#### EXERCISE DETAILS
Each record needs to be echoed exactly; can you do that?

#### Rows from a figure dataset
|---|

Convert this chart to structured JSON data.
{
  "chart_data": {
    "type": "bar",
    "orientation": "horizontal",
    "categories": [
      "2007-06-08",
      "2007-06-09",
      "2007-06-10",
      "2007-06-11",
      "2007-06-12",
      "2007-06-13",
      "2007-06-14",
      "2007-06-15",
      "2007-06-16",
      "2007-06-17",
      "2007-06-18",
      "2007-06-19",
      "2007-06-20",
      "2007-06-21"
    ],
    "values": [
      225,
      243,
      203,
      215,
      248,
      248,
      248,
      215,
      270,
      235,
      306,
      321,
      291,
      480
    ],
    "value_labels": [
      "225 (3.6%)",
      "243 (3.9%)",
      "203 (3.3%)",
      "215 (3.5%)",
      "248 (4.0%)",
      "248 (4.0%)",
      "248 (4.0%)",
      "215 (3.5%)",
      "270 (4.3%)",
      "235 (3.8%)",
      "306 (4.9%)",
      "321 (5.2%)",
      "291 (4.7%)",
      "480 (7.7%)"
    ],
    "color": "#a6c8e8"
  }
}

|---|

#### EXPECTED ANSWER
Convert this chart to structured JSON data.
{
  "chart_data": {
    "type": "bar",
    "orientation": "horizontal",
    "categories": [
      "2007-06-08",
      "2007-06-09",
      "2007-06-10",
      "2007-06-11",
      "2007-06-12",
      "2007-06-13",
      "2007-06-14",
      "2007-06-15",
      "2007-06-16",
      "2007-06-17",
      "2007-06-18",
      "2007-06-19",
      "2007-06-20",
      "2007-06-21"
    ],
    "values": [
      225,
      243,
      203,
      215,
      248,
      248,
      248,
      215,
      270,
      235,
      306,
      321,
      291,
      480
    ],
    "value_labels": [
      "225 (3.6%)",
      "243 (3.9%)",
      "203 (3.3%)",
      "215 (3.5%)",
      "248 (4.0%)",
      "248 (4.0%)",
      "248 (4.0%)",
      "215 (3.5%)",
      "270 (4.3%)",
      "235 (3.8%)",
      "306 (4.9%)",
      "321 (5.2%)",
      "291 (4.7%)",
      "480 (7.7%)"
    ],
    "color": "#a6c8e8"
  }
}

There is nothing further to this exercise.